> [Stated exercise]:
Repeat the lines below exactly as they appear, but leave out the images.

> [Information shown]:
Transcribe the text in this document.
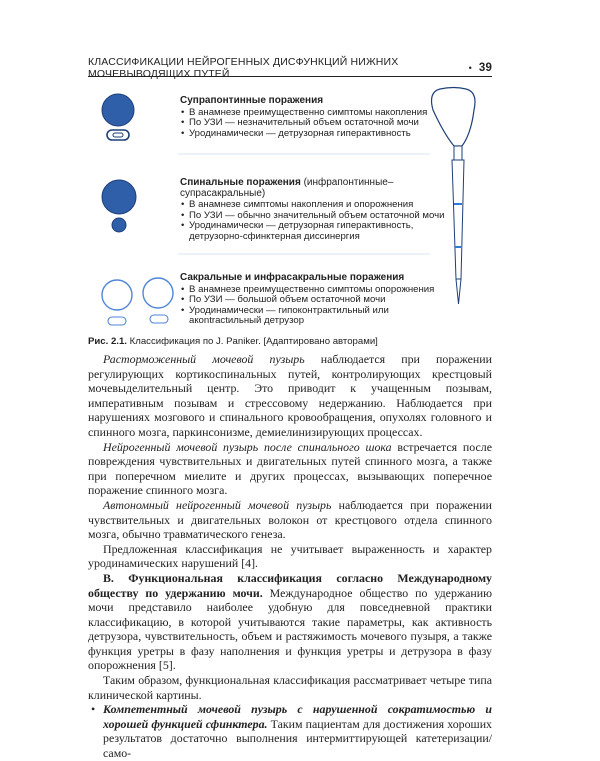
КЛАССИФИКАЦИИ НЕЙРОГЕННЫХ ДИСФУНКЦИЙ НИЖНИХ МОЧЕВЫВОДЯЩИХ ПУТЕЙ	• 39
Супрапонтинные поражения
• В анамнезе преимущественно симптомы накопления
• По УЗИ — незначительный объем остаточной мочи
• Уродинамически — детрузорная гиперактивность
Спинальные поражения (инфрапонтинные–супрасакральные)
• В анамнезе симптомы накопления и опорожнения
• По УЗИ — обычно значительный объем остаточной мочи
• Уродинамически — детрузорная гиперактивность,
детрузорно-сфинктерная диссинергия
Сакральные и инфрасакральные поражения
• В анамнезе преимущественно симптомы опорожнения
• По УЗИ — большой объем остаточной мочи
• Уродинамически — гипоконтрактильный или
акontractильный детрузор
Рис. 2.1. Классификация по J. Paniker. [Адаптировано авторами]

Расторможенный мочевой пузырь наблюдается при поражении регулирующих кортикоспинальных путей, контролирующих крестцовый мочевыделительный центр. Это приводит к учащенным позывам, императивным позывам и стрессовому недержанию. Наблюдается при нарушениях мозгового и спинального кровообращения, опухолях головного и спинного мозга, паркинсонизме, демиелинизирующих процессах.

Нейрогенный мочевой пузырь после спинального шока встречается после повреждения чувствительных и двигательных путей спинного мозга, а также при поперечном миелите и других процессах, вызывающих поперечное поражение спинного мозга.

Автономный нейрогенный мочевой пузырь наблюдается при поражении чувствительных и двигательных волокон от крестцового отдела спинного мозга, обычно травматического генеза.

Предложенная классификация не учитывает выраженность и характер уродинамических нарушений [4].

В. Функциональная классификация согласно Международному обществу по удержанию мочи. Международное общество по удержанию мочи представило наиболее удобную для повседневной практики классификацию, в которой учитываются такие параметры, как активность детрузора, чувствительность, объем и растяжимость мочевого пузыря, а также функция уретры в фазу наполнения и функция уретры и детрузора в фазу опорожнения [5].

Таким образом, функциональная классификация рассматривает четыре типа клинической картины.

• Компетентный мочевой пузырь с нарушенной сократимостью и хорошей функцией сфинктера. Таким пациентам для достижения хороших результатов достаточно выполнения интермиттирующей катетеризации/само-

> [Correct response]:
Transcribe the text in this document.
КЛАССИФИКАЦИИ НЕЙРОГЕННЫХ ДИСФУНКЦИЙ НИЖНИХ МОЧЕВЫВОДЯЩИХ ПУТЕЙ	• 39
Супрапонтинные поражения
• В анамнезе преимущественно симптомы накопления
• По УЗИ — незначительный объем остаточной мочи
• Уродинамически — детрузорная гиперактивность
Спинальные поражения (инфрапонтинные–супрасакральные)
• В анамнезе симптомы накопления и опорожнения
• По УЗИ — обычно значительный объем остаточной мочи
• Уродинамически — детрузорная гиперактивность,
детрузорно-сфинктерная диссинергия
Сакральные и инфрасакральные поражения
• В анамнезе преимущественно симптомы опорожнения
• По УЗИ — большой объем остаточной мочи
• Уродинамически — гипоконтрактильный или
акontractильный детрузор
Рис. 2.1. Классификация по J. Paniker. [Адаптировано авторами]

Расторможенный мочевой пузырь наблюдается при поражении регулирующих кортикоспинальных путей, контролирующих крестцовый мочевыделительный центр. Это приводит к учащенным позывам, императивным позывам и стрессовому недержанию. Наблюдается при нарушениях мозгового и спинального кровообращения, опухолях головного и спинного мозга, паркинсонизме, демиелинизирующих процессах.

Нейрогенный мочевой пузырь после спинального шока встречается после повреждения чувствительных и двигательных путей спинного мозга, а также при поперечном миелите и других процессах, вызывающих поперечное поражение спинного мозга.

Автономный нейрогенный мочевой пузырь наблюдается при поражении чувствительных и двигательных волокон от крестцового отдела спинного мозга, обычно травматического генеза.

Предложенная классификация не учитывает выраженность и характер уродинамических нарушений [4].

В. Функциональная классификация согласно Международному обществу по удержанию мочи. Международное общество по удержанию мочи представило наиболее удобную для повседневной практики классификацию, в которой учитываются такие параметры, как активность детрузора, чувствительность, объем и растяжимость мочевого пузыря, а также функция уретры в фазу наполнения и функция уретры и детрузора в фазу опорожнения [5].

Таким образом, функциональная классификация рассматривает четыре типа клинической картины.

• Компетентный мочевой пузырь с нарушенной сократимостью и хорошей функцией сфинктера. Таким пациентам для достижения хороших результатов достаточно выполнения интермиттирующей катетеризации/само-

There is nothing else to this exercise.